Given instruction
Look for the word "type" in the entries below, then copy every line that has it.
----
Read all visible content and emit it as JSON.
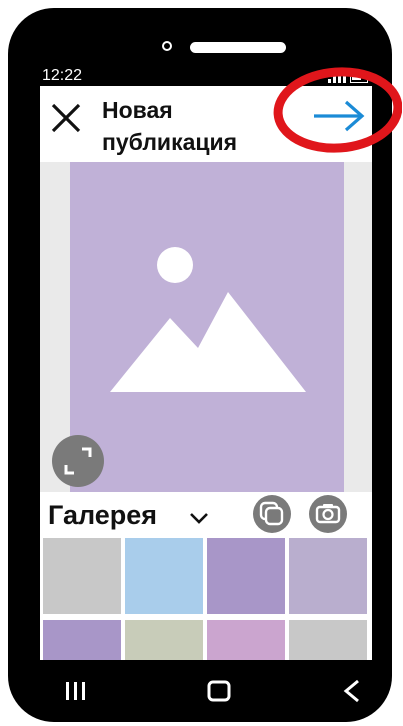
{
  "status_bar": {
    "time": "12:22",
    "icons": [
      "signal-icon",
      "battery-icon"
    ]
  },
  "header": {
    "title": "Новая публикация",
    "close_icon": "close-icon",
    "next_icon": "arrow-right-icon",
    "next_color": "#1b8bd6"
  },
  "preview": {
    "placeholder_icon": "image-placeholder-icon",
    "expand_icon": "expand-icon",
    "color": "#c0b1d7"
  },
  "gallery": {
    "label": "Галерея",
    "dropdown_icon": "chevron-down-icon",
    "multi_select_icon": "multi-select-icon",
    "camera_icon": "camera-icon",
    "thumbnails": [
      {
        "color": "#c8c8c8"
      },
      {
        "color": "#a9cdeb"
      },
      {
        "color": "#a896c8"
      },
      {
        "color": "#b9aece"
      },
      {
        "color": "#a896c8"
      },
      {
        "color": "#c8ccb9"
      },
      {
        "color": "#cba5cf"
      },
      {
        "color": "#c8c8c8"
      }
    ]
  },
  "navbar": {
    "icons": [
      "recent-apps-icon",
      "home-icon",
      "back-icon"
    ]
  },
  "annotation": {
    "color": "#e0161b"
  }
}
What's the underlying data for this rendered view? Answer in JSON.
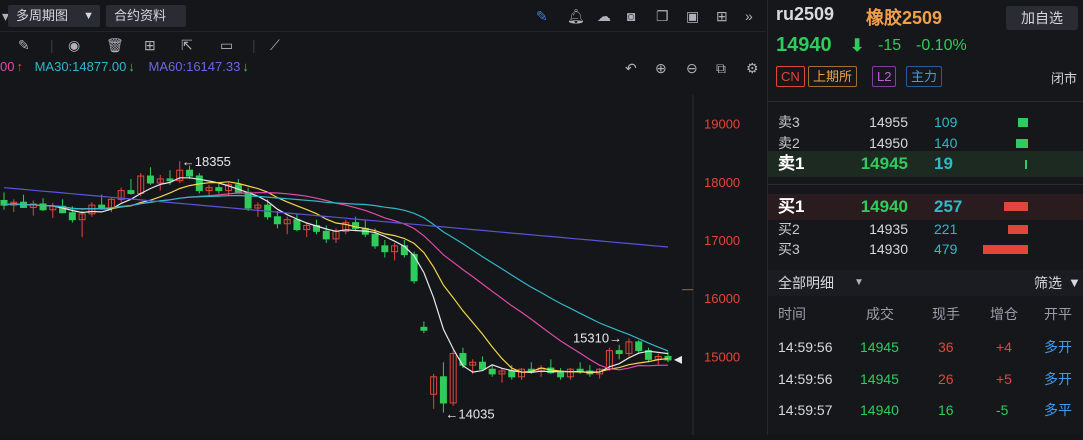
{
  "toolbar": {
    "period_label": "多周期图",
    "contract_label": "合约资料"
  },
  "ma_row": {
    "ma_prefix": "00",
    "ma_prefix_arrow": "↑",
    "ma30": "MA30:14877.00",
    "ma30_arrow": "↓",
    "ma60": "MA60:16147.33",
    "ma60_arrow": "↓"
  },
  "colors": {
    "up": "#e2453a",
    "down": "#2ecc5a",
    "ma5": "#e8e8ea",
    "ma10": "#f3d54a",
    "ma20": "#e04aa8",
    "ma30": "#2fb8c8",
    "ma60": "#5a55d8",
    "accent": "#3d7cf0"
  },
  "chart_data": {
    "type": "candlestick",
    "yticks": [
      "19000",
      "18000",
      "17000",
      "16000",
      "15000"
    ],
    "ylim": [
      13650,
      19750
    ],
    "annotations": {
      "high": "←18355",
      "low": "←14035",
      "recent_high": "15310→"
    },
    "candles": [
      [
        17680,
        17820,
        17520,
        17600
      ],
      [
        17600,
        17700,
        17480,
        17650
      ],
      [
        17650,
        17780,
        17550,
        17560
      ],
      [
        17560,
        17680,
        17420,
        17620
      ],
      [
        17620,
        17720,
        17500,
        17520
      ],
      [
        17520,
        17640,
        17380,
        17580
      ],
      [
        17580,
        17700,
        17460,
        17470
      ],
      [
        17470,
        17580,
        17300,
        17350
      ],
      [
        17350,
        17500,
        17050,
        17450
      ],
      [
        17450,
        17650,
        17400,
        17600
      ],
      [
        17600,
        17780,
        17520,
        17550
      ],
      [
        17550,
        17720,
        17480,
        17700
      ],
      [
        17700,
        17900,
        17650,
        17850
      ],
      [
        17850,
        18050,
        17780,
        17800
      ],
      [
        17800,
        18150,
        17750,
        18100
      ],
      [
        18100,
        18250,
        17950,
        17980
      ],
      [
        17980,
        18120,
        17850,
        18050
      ],
      [
        18050,
        18200,
        17950,
        18020
      ],
      [
        18020,
        18355,
        17980,
        18200
      ],
      [
        18200,
        18280,
        18050,
        18100
      ],
      [
        18100,
        18150,
        17800,
        17850
      ],
      [
        17850,
        17950,
        17750,
        17900
      ],
      [
        17900,
        18000,
        17800,
        17850
      ],
      [
        17850,
        17980,
        17750,
        17950
      ],
      [
        17950,
        18050,
        17800,
        17820
      ],
      [
        17820,
        17900,
        17500,
        17550
      ],
      [
        17550,
        17650,
        17400,
        17600
      ],
      [
        17600,
        17700,
        17350,
        17400
      ],
      [
        17400,
        17500,
        17200,
        17280
      ],
      [
        17280,
        17400,
        17100,
        17350
      ],
      [
        17350,
        17450,
        17150,
        17180
      ],
      [
        17180,
        17300,
        17050,
        17250
      ],
      [
        17250,
        17350,
        17100,
        17150
      ],
      [
        17150,
        17250,
        16950,
        17020
      ],
      [
        17020,
        17200,
        16950,
        17150
      ],
      [
        17150,
        17350,
        17100,
        17300
      ],
      [
        17300,
        17400,
        17150,
        17200
      ],
      [
        17200,
        17350,
        17050,
        17100
      ],
      [
        17100,
        17200,
        16850,
        16900
      ],
      [
        16900,
        17000,
        16700,
        16800
      ],
      [
        16800,
        16950,
        16650,
        16900
      ],
      [
        16900,
        17000,
        16700,
        16750
      ],
      [
        16750,
        16800,
        16250,
        16300
      ],
      [
        15500,
        15600,
        15400,
        15450
      ],
      [
        14350,
        14700,
        14100,
        14650
      ],
      [
        14650,
        14900,
        14035,
        14200
      ],
      [
        14200,
        15100,
        14150,
        15050
      ],
      [
        15050,
        15150,
        14800,
        14850
      ],
      [
        14850,
        14950,
        14700,
        14900
      ],
      [
        14900,
        15000,
        14750,
        14780
      ],
      [
        14780,
        14850,
        14650,
        14700
      ],
      [
        14700,
        14800,
        14550,
        14750
      ],
      [
        14750,
        14850,
        14600,
        14650
      ],
      [
        14650,
        14800,
        14600,
        14780
      ],
      [
        14780,
        14900,
        14700,
        14750
      ],
      [
        14750,
        14850,
        14650,
        14800
      ],
      [
        14800,
        14950,
        14700,
        14720
      ],
      [
        14720,
        14800,
        14600,
        14650
      ],
      [
        14650,
        14800,
        14600,
        14780
      ],
      [
        14780,
        14900,
        14700,
        14750
      ],
      [
        14750,
        14850,
        14650,
        14700
      ],
      [
        14700,
        14800,
        14620,
        14780
      ],
      [
        14780,
        15150,
        14750,
        15100
      ],
      [
        15100,
        15200,
        14950,
        15050
      ],
      [
        15050,
        15310,
        15000,
        15250
      ],
      [
        15250,
        15280,
        15050,
        15100
      ],
      [
        15100,
        15150,
        14900,
        14950
      ],
      [
        14950,
        15050,
        14850,
        15000
      ],
      [
        15000,
        15080,
        14900,
        14940
      ]
    ]
  },
  "quote": {
    "code": "ru2509",
    "name": "橡胶2509",
    "add_label": "加自选",
    "price": "14940",
    "price_arrow": "⬇",
    "change": "-15",
    "change_pct": "-0.10%",
    "tag_cn": "CN",
    "tag_exchange": "上期所",
    "tag_l2": "L2",
    "tag_main": "主力",
    "status": "闭市"
  },
  "orderbook": {
    "asks": [
      {
        "label": "卖3",
        "price": "14955",
        "vol": "109"
      },
      {
        "label": "卖2",
        "price": "14950",
        "vol": "140"
      },
      {
        "label": "卖1",
        "price": "14945",
        "vol": "19"
      }
    ],
    "bids": [
      {
        "label": "买1",
        "price": "14940",
        "vol": "257"
      },
      {
        "label": "买2",
        "price": "14935",
        "vol": "221"
      },
      {
        "label": "买3",
        "price": "14930",
        "vol": "479"
      }
    ]
  },
  "details": {
    "title": "全部明细",
    "filter_label": "筛选",
    "headers": [
      "时间",
      "成交",
      "现手",
      "增仓",
      "开平"
    ],
    "rows": [
      {
        "time": "14:59:56",
        "price": "14945",
        "qty": "36",
        "oi": "+4",
        "type": "多开"
      },
      {
        "time": "14:59:56",
        "price": "14945",
        "qty": "26",
        "oi": "+5",
        "type": "多开"
      },
      {
        "time": "14:59:57",
        "price": "14940",
        "qty": "16",
        "oi": "-5",
        "type": "多平"
      }
    ]
  }
}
----
The response
    "type": "candlestick",
        "type": "多开"
        "type": "多开"
        "type": "多平"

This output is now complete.